• _THE PROBLEM_:
Each line containing the word "headers" should be found and copied.
— Start of INPUT FOR THIS TASK —
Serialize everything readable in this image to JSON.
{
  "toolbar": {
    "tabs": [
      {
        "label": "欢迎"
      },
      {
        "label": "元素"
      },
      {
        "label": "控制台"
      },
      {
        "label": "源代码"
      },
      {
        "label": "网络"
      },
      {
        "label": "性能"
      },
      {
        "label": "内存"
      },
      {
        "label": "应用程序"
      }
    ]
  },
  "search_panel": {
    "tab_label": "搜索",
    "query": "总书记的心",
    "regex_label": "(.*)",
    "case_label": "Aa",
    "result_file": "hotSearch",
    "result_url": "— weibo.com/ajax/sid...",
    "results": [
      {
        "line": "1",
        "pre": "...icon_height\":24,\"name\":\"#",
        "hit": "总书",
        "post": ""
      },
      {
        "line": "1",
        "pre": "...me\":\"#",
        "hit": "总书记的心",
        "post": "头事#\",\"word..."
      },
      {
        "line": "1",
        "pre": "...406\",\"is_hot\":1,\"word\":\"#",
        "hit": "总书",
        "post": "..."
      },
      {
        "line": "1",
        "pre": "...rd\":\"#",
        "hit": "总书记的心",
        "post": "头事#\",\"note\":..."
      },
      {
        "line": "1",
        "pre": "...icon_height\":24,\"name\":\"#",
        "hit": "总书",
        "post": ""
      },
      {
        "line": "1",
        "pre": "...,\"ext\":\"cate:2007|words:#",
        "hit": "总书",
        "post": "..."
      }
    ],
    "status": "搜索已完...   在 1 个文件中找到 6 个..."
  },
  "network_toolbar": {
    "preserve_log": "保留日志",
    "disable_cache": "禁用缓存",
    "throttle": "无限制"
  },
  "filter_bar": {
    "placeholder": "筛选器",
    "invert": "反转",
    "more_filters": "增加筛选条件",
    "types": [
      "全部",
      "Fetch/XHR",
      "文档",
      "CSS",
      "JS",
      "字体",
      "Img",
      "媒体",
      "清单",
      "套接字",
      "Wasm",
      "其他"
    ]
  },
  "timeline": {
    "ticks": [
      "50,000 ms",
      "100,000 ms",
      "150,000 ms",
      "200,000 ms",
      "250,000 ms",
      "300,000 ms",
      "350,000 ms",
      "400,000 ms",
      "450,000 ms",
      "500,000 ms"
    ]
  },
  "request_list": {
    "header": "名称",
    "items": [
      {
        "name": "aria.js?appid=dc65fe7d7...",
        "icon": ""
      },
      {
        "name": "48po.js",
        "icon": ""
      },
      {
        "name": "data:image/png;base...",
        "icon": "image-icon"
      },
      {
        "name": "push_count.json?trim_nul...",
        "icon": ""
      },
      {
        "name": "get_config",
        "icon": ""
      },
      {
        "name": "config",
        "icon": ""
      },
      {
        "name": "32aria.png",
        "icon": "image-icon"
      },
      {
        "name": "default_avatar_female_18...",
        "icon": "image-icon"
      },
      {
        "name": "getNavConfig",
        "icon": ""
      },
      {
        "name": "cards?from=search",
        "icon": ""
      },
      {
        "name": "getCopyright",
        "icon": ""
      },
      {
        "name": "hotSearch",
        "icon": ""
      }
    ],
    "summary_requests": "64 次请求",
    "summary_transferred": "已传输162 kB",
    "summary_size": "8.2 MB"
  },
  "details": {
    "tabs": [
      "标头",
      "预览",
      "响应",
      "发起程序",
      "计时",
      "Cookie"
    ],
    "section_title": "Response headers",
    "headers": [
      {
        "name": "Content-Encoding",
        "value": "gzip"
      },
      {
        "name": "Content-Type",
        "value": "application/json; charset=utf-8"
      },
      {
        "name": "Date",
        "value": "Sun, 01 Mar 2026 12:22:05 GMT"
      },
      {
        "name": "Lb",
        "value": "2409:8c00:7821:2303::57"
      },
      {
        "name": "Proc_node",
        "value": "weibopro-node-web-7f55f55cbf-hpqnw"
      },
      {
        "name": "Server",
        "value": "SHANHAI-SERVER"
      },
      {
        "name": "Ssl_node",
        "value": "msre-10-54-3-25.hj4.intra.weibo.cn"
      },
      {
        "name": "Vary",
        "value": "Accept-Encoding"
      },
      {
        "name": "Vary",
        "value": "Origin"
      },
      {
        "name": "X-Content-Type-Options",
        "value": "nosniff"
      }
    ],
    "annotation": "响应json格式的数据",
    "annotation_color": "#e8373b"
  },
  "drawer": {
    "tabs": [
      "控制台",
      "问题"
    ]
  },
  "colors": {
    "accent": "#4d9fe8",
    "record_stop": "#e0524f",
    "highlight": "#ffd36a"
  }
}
— End of INPUT FOR THIS TASK —
• _SOLUTION TO THE PROBLEM_:
    "section_title": "Response headers",
    "headers": [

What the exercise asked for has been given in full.